[Written request] Every entry that follows should be repeated exactly; drop the images.

····················

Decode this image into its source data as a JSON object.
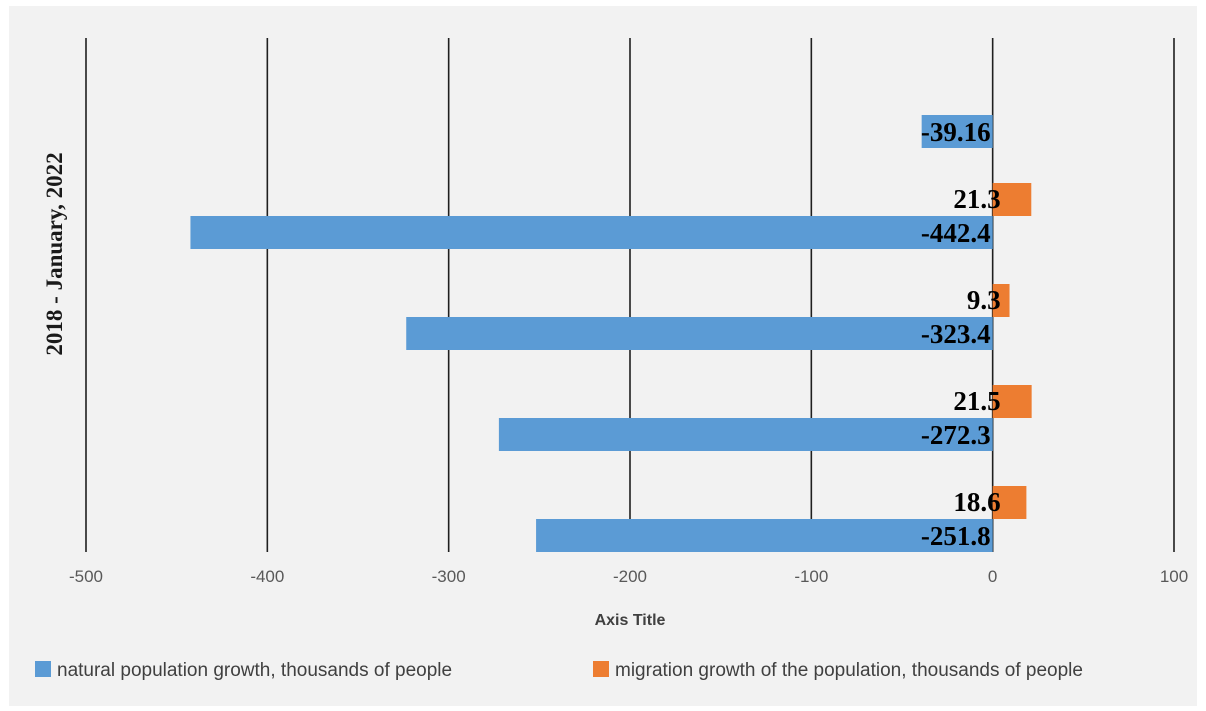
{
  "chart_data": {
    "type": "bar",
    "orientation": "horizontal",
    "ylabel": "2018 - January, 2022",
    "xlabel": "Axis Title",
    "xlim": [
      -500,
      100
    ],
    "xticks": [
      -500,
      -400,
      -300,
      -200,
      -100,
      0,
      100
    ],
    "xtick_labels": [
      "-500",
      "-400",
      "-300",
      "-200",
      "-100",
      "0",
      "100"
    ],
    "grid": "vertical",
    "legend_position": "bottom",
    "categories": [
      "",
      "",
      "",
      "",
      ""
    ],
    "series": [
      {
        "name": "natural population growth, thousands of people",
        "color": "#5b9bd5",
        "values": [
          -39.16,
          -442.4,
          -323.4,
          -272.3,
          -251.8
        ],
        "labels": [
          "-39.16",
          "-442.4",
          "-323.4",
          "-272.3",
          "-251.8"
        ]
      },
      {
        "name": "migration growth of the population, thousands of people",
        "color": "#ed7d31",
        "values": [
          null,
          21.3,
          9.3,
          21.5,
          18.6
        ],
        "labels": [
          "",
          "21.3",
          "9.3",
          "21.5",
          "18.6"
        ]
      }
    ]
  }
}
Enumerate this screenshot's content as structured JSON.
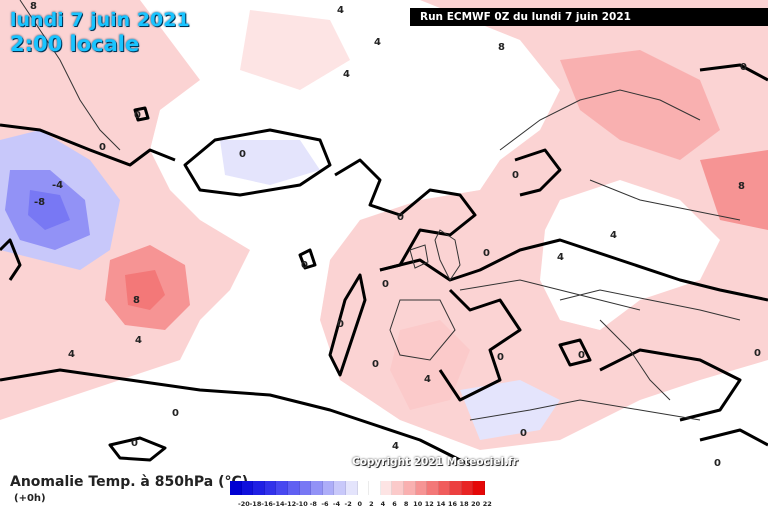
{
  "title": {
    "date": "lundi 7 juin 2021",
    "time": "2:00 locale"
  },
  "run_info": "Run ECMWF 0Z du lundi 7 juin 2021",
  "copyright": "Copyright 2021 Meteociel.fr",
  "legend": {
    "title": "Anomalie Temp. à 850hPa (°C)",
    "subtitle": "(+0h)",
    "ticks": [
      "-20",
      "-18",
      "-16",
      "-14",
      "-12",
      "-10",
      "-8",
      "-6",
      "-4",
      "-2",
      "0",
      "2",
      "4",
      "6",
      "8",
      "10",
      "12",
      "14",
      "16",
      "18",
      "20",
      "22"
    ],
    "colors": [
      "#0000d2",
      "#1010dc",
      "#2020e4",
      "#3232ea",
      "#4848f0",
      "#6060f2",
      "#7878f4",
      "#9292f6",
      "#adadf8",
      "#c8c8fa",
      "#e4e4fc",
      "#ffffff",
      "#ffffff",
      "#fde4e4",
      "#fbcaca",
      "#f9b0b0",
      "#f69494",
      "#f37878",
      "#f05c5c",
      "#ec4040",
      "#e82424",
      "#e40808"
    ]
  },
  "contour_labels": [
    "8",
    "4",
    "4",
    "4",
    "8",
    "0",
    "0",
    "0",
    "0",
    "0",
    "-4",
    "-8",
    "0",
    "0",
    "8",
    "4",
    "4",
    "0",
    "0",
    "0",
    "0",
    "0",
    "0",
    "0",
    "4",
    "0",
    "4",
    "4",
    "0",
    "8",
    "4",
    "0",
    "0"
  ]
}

····················

[Written answer]
Decode this image into its source data as a JSON object.
{
  "chart_data": {
    "type": "bar",
    "orientation": "horizontal",
    "ylabel": "2018 - January, 2022",
    "xlabel": "Axis Title",
    "xlim": [
      -500,
      100
    ],
    "xticks": [
      -500,
      -400,
      -300,
      -200,
      -100,
      0,
      100
    ],
    "xtick_labels": [
      "-500",
      "-400",
      "-300",
      "-200",
      "-100",
      "0",
      "100"
    ],
    "grid": "vertical",
    "legend_position": "bottom",
    "categories": [
      "",
      "",
      "",
      "",
      ""
    ],
    "series": [
      {
        "name": "natural population growth, thousands of people",
        "color": "#5b9bd5",
        "values": [
          -39.16,
          -442.4,
          -323.4,
          -272.3,
          -251.8
        ],
        "labels": [
          "-39.16",
          "-442.4",
          "-323.4",
          "-272.3",
          "-251.8"
        ]
      },
      {
        "name": "migration growth of the population, thousands of people",
        "color": "#ed7d31",
        "values": [
          null,
          21.3,
          9.3,
          21.5,
          18.6
        ],
        "labels": [
          "",
          "21.3",
          "9.3",
          "21.5",
          "18.6"
        ]
      }
    ]
  }
}
Enumerate this screenshot's content as structured JSON.
{
  "title": {
    "date": "lundi 7 juin 2021",
    "time": "2:00 locale"
  },
  "run_info": "Run ECMWF 0Z du lundi 7 juin 2021",
  "copyright": "Copyright 2021 Meteociel.fr",
  "legend": {
    "title": "Anomalie Temp. à 850hPa (°C)",
    "subtitle": "(+0h)",
    "ticks": [
      "-20",
      "-18",
      "-16",
      "-14",
      "-12",
      "-10",
      "-8",
      "-6",
      "-4",
      "-2",
      "0",
      "2",
      "4",
      "6",
      "8",
      "10",
      "12",
      "14",
      "16",
      "18",
      "20",
      "22"
    ],
    "colors": [
      "#0000d2",
      "#1010dc",
      "#2020e4",
      "#3232ea",
      "#4848f0",
      "#6060f2",
      "#7878f4",
      "#9292f6",
      "#adadf8",
      "#c8c8fa",
      "#e4e4fc",
      "#ffffff",
      "#ffffff",
      "#fde4e4",
      "#fbcaca",
      "#f9b0b0",
      "#f69494",
      "#f37878",
      "#f05c5c",
      "#ec4040",
      "#e82424",
      "#e40808"
    ]
  },
  "contour_labels": [
    "8",
    "4",
    "4",
    "4",
    "8",
    "0",
    "0",
    "0",
    "0",
    "0",
    "-4",
    "-8",
    "0",
    "0",
    "8",
    "4",
    "4",
    "0",
    "0",
    "0",
    "0",
    "0",
    "0",
    "0",
    "4",
    "0",
    "4",
    "4",
    "0",
    "8",
    "4",
    "0",
    "0"
  ]
}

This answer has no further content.